--- What is expected ---
Work out how many lines hold the string "content". Give that number and nothing more.

--- Dataset entries ---
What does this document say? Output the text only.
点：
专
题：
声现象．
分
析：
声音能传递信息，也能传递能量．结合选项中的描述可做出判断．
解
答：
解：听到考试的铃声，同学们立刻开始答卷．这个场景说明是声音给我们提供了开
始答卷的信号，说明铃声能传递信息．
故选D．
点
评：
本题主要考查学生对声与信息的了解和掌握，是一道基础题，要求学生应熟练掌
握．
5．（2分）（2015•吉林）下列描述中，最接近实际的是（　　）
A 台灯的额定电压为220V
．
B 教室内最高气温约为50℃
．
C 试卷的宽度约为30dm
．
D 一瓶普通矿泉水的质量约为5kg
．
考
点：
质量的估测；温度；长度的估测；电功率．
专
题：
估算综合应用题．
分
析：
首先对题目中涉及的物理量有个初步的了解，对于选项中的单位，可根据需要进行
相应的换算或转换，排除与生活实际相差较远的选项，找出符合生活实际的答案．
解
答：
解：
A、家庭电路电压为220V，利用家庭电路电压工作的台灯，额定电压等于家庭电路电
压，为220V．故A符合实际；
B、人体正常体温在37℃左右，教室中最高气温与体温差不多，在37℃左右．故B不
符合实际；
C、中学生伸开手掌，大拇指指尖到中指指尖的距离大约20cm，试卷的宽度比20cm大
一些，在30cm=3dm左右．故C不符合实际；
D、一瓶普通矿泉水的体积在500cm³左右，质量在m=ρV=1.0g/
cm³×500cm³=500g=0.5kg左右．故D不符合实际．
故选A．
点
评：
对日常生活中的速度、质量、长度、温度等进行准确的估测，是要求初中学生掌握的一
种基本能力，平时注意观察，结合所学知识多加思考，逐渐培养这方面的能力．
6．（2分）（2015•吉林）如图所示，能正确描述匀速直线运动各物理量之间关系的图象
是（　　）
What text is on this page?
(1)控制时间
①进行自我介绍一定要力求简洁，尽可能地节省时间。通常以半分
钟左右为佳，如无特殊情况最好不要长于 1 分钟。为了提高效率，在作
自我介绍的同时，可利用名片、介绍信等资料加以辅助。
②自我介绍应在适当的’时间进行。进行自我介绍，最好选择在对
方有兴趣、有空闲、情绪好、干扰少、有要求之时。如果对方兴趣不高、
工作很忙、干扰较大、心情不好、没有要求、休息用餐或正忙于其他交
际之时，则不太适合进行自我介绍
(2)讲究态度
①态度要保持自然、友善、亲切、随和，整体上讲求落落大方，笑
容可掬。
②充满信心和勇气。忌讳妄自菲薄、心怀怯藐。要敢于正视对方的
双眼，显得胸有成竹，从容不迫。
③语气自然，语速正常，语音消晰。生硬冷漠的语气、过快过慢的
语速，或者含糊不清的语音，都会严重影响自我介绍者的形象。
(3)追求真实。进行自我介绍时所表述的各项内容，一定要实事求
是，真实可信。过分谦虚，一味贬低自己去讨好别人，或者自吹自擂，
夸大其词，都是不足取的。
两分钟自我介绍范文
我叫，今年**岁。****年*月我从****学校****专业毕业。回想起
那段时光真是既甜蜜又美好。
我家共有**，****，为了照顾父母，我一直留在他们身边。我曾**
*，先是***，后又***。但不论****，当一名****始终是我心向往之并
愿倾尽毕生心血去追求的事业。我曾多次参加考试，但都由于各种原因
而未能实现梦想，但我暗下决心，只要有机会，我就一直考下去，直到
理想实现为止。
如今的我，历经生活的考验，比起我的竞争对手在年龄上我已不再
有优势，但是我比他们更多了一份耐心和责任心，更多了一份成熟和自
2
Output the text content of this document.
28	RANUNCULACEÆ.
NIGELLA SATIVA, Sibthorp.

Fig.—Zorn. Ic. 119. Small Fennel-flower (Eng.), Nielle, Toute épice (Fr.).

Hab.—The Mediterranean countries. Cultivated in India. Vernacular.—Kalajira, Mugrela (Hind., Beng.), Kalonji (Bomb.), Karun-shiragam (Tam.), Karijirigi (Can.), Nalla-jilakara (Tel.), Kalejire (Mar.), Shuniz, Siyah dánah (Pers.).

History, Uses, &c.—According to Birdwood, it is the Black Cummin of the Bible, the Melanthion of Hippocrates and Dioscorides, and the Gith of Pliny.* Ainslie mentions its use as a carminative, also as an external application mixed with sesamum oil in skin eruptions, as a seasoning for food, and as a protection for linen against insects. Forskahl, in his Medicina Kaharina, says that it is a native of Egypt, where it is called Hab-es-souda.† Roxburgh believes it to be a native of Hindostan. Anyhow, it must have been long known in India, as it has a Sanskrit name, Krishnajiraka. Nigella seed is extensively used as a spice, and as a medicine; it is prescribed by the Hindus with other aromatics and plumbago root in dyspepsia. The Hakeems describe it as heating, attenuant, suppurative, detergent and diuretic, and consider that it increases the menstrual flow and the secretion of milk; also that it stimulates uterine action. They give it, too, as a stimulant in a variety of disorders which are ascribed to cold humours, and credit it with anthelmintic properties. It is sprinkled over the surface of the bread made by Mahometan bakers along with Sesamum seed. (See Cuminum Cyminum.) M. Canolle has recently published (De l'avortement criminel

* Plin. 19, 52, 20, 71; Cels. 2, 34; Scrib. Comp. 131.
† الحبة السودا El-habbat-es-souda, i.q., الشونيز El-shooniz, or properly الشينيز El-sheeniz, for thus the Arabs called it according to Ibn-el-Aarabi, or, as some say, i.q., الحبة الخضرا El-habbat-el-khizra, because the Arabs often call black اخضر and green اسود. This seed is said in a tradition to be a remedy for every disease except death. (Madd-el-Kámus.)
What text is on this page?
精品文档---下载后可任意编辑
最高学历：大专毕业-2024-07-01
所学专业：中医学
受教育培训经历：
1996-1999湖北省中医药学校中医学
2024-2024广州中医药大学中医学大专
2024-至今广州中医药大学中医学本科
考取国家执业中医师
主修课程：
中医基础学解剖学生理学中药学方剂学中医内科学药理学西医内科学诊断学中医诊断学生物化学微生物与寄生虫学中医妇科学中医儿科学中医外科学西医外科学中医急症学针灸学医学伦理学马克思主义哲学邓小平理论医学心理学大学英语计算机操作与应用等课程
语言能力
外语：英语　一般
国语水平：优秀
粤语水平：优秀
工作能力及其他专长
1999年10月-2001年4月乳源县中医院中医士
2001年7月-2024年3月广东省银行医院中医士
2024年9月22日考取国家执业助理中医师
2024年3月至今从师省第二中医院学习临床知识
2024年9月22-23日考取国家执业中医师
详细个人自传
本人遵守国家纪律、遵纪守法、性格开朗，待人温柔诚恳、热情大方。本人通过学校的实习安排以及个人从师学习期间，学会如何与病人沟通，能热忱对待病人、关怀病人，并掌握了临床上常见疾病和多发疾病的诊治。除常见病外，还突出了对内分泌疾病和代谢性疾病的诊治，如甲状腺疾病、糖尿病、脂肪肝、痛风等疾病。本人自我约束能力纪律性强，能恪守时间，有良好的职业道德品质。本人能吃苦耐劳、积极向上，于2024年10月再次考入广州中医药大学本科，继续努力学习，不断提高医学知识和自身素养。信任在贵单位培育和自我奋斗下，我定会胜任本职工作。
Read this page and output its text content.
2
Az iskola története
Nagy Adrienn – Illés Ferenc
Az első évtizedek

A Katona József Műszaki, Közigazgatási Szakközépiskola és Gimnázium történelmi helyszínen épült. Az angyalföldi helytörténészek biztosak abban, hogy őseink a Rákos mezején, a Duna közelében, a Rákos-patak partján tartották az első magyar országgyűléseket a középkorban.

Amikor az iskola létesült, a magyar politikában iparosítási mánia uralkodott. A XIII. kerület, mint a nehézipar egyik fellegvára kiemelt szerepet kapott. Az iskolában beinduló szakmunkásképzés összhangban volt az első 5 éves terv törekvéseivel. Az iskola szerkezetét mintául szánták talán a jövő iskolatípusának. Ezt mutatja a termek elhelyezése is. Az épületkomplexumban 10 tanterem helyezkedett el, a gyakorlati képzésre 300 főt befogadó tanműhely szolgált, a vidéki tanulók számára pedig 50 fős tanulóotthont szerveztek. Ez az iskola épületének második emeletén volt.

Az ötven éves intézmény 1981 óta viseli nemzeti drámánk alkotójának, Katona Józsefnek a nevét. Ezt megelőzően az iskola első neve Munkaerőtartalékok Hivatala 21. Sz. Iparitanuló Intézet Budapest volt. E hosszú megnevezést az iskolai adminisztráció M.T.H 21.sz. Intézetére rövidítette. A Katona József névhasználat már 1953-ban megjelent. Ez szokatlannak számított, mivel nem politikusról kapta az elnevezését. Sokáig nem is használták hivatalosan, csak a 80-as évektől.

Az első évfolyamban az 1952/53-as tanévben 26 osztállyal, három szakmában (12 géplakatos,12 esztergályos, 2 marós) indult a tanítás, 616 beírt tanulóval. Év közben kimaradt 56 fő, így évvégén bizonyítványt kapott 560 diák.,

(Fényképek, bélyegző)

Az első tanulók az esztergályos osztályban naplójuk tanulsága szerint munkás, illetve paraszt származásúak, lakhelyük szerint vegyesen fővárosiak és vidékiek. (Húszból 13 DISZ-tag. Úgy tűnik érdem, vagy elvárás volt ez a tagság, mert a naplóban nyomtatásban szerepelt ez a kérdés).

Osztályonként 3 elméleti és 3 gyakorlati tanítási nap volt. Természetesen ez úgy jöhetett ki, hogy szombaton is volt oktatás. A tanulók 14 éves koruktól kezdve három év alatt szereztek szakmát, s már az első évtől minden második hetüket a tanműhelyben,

--- The reply ---
2